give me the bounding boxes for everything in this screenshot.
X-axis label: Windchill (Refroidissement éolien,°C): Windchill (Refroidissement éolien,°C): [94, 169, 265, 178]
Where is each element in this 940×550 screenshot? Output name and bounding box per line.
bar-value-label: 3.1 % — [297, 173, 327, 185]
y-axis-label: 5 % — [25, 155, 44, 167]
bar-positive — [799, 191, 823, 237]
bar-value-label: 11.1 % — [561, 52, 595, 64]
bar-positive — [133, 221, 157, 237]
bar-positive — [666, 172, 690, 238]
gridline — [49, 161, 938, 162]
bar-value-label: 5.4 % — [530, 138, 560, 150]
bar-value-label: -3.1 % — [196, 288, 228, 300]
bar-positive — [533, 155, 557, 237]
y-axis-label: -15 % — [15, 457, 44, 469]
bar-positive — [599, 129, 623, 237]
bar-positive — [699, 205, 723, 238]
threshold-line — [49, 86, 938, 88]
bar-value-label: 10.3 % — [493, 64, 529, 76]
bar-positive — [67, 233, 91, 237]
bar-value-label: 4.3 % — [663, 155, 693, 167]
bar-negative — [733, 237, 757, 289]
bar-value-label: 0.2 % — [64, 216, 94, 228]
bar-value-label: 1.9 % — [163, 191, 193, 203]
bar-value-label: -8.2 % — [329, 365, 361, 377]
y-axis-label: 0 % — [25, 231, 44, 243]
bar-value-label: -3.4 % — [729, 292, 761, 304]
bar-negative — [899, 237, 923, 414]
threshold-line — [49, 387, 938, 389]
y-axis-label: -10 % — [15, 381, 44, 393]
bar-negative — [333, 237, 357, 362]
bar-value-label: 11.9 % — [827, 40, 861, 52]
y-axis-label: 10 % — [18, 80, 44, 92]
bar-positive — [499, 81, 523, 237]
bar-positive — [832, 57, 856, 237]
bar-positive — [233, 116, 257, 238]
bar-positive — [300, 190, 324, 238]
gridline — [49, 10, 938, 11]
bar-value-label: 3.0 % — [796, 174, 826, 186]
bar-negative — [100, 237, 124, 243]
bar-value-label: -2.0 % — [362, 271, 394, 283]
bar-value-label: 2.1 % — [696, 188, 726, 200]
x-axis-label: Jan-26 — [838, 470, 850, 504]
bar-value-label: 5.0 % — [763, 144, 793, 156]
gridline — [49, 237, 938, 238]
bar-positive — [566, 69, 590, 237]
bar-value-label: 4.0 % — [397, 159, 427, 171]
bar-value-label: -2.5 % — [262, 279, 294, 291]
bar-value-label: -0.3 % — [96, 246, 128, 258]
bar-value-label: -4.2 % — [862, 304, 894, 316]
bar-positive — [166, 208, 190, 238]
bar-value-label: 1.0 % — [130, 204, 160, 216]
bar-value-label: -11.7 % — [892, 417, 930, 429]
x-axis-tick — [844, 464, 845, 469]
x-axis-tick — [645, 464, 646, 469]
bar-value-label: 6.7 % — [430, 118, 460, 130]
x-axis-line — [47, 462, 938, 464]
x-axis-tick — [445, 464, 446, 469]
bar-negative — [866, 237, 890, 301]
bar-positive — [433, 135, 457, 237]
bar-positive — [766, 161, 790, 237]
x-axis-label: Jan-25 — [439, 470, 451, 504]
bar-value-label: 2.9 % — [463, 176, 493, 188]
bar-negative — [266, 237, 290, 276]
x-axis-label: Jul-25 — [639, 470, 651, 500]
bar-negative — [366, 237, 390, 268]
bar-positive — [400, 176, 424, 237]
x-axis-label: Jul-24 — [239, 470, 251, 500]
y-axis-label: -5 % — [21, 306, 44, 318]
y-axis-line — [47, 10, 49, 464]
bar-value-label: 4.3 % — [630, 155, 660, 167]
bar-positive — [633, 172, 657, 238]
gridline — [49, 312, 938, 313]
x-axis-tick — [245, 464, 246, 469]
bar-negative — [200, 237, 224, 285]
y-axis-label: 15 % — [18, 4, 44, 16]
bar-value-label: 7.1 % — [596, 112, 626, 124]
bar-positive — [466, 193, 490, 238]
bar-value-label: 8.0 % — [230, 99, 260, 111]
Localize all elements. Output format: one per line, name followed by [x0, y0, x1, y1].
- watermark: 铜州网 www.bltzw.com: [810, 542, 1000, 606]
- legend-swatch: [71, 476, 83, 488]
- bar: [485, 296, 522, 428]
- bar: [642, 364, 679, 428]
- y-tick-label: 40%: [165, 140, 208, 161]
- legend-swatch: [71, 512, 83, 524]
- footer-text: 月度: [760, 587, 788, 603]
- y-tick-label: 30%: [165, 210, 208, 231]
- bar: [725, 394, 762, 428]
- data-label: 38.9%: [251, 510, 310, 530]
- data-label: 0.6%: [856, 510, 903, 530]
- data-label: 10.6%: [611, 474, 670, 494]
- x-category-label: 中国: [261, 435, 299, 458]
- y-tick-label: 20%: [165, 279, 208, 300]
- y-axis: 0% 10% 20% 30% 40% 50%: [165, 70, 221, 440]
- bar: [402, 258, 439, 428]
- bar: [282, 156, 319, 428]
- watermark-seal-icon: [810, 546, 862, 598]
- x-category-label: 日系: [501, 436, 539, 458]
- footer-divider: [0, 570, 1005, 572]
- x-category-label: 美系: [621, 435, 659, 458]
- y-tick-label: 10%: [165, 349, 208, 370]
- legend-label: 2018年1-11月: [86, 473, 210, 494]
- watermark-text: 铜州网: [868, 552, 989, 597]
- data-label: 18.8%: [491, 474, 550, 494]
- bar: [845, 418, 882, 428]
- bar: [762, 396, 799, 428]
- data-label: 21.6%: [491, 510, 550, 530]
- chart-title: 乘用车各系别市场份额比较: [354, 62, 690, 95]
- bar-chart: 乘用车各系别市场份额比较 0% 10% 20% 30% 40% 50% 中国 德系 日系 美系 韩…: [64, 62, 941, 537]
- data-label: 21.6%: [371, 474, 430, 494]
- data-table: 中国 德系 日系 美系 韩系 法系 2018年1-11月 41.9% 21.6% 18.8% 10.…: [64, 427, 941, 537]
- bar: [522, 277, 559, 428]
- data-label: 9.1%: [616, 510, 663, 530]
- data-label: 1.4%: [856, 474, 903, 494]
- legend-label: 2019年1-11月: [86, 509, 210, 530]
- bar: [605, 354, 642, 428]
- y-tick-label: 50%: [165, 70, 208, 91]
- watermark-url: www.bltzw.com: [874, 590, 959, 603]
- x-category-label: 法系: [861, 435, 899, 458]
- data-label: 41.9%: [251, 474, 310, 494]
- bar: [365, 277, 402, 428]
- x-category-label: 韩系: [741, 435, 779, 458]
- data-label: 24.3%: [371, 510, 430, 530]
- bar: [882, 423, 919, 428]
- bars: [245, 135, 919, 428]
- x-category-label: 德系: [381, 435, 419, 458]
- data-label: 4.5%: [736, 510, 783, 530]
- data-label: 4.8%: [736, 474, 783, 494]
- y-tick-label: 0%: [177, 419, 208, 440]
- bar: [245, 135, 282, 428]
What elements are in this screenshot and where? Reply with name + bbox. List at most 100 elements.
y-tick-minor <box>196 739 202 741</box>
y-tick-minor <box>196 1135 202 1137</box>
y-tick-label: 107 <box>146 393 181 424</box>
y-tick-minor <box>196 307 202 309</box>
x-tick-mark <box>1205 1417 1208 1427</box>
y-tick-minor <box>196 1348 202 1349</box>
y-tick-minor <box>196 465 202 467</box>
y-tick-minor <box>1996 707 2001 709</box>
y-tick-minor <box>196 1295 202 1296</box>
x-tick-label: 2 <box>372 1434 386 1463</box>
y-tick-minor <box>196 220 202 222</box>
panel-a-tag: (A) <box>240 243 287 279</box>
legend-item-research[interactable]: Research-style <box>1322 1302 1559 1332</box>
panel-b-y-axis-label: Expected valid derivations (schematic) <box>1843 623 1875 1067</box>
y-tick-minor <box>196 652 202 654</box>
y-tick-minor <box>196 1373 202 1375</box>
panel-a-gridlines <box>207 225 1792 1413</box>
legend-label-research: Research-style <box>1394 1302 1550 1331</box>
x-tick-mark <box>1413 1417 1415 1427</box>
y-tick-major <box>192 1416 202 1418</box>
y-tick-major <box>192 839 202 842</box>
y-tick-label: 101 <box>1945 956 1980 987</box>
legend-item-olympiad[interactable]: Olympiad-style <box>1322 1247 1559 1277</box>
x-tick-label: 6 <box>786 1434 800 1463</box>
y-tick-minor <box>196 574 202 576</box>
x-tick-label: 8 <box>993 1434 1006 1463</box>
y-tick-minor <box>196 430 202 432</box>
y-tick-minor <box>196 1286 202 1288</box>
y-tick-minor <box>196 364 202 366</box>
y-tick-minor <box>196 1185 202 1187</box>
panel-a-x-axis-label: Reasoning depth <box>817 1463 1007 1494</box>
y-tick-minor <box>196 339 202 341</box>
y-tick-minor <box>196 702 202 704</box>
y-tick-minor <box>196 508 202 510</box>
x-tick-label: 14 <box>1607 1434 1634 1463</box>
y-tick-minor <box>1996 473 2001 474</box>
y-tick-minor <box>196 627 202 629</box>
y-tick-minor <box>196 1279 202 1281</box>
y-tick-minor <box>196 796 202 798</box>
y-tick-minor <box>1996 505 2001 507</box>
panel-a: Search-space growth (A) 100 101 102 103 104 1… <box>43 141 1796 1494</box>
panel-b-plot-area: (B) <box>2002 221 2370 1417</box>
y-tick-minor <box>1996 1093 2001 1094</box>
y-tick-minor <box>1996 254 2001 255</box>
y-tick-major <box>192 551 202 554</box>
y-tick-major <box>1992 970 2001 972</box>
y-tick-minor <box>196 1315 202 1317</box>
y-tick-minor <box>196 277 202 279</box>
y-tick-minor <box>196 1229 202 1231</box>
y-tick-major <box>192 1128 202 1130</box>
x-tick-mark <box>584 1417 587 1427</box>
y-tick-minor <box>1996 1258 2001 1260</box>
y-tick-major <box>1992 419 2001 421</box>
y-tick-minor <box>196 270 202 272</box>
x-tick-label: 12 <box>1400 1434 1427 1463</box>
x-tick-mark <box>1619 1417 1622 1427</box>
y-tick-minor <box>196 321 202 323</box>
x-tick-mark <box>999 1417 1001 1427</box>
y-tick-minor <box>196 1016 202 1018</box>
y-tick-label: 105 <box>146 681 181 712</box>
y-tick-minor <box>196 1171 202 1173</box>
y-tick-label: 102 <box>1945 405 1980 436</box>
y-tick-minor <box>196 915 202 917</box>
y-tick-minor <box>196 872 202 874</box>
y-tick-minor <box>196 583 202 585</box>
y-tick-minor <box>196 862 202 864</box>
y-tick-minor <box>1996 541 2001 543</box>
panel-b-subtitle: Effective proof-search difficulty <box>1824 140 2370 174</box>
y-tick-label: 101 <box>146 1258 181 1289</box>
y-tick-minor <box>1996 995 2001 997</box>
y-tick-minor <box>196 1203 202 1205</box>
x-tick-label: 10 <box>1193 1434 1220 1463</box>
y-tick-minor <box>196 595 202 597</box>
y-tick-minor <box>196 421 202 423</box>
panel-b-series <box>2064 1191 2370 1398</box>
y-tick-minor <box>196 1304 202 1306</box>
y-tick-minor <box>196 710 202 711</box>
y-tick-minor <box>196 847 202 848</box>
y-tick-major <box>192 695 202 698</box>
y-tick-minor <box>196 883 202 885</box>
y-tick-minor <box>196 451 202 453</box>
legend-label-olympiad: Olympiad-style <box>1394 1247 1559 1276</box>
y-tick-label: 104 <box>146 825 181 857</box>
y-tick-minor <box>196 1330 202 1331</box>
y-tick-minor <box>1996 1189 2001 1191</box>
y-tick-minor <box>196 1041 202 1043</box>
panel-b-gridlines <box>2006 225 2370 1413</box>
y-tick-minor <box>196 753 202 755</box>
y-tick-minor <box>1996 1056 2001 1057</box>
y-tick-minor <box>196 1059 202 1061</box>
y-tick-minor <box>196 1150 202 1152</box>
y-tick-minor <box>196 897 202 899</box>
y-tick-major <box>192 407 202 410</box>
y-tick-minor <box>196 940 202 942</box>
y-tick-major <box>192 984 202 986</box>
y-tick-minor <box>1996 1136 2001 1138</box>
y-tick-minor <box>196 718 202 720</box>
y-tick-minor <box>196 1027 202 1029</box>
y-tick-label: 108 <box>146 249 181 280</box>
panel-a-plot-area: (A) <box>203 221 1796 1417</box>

■ To be done ■
Substitute "grid line" for "gridline" in the lines from the first line through the line with "bar-positive — [566, 69, 590, 237]", and reproduce those lines with nothing else altered.

■ Result for this task ■
give me the bounding boxes for everything in this screenshot.
X-axis label: Windchill (Refroidissement éolien,°C): Windchill (Refroidissement éolien,°C): [94, 169, 265, 178]
Where is each element in this 940×550 screenshot? Output name and bounding box per line.
bar-value-label: 3.1 % — [297, 173, 327, 185]
y-axis-label: 5 % — [25, 155, 44, 167]
bar-positive — [799, 191, 823, 237]
bar-value-label: 11.1 % — [561, 52, 595, 64]
bar-positive — [133, 221, 157, 237]
bar-positive — [666, 172, 690, 238]
grid line — [49, 161, 938, 162]
bar-value-label: 5.4 % — [530, 138, 560, 150]
bar-value-label: -3.1 % — [196, 288, 228, 300]
bar-positive — [533, 155, 557, 237]
y-axis-label: -15 % — [15, 457, 44, 469]
bar-positive — [599, 129, 623, 237]
bar-positive — [699, 205, 723, 238]
threshold-line — [49, 86, 938, 88]
bar-value-label: 10.3 % — [493, 64, 529, 76]
bar-positive — [67, 233, 91, 237]
bar-value-label: 4.3 % — [663, 155, 693, 167]
bar-negative — [733, 237, 757, 289]
bar-value-label: 0.2 % — [64, 216, 94, 228]
bar-value-label: 1.9 % — [163, 191, 193, 203]
bar-value-label: -8.2 % — [329, 365, 361, 377]
y-axis-label: 0 % — [25, 231, 44, 243]
bar-value-label: -3.4 % — [729, 292, 761, 304]
bar-negative — [899, 237, 923, 414]
threshold-line — [49, 387, 938, 389]
y-axis-label: -10 % — [15, 381, 44, 393]
bar-negative — [333, 237, 357, 362]
bar-value-label: 11.9 % — [827, 40, 861, 52]
y-axis-label: 10 % — [18, 80, 44, 92]
bar-positive — [499, 81, 523, 237]
bar-positive — [832, 57, 856, 237]
bar-positive — [233, 116, 257, 238]
bar-positive — [300, 190, 324, 238]
grid line — [49, 10, 938, 11]
bar-value-label: 3.0 % — [796, 174, 826, 186]
bar-negative — [100, 237, 124, 243]
bar-value-label: -2.0 % — [362, 271, 394, 283]
bar-value-label: 2.1 % — [696, 188, 726, 200]
x-axis-label: Jan-26 — [838, 470, 850, 504]
bar-value-label: 5.0 % — [763, 144, 793, 156]
grid line — [49, 237, 938, 238]
bar-positive — [566, 69, 590, 237]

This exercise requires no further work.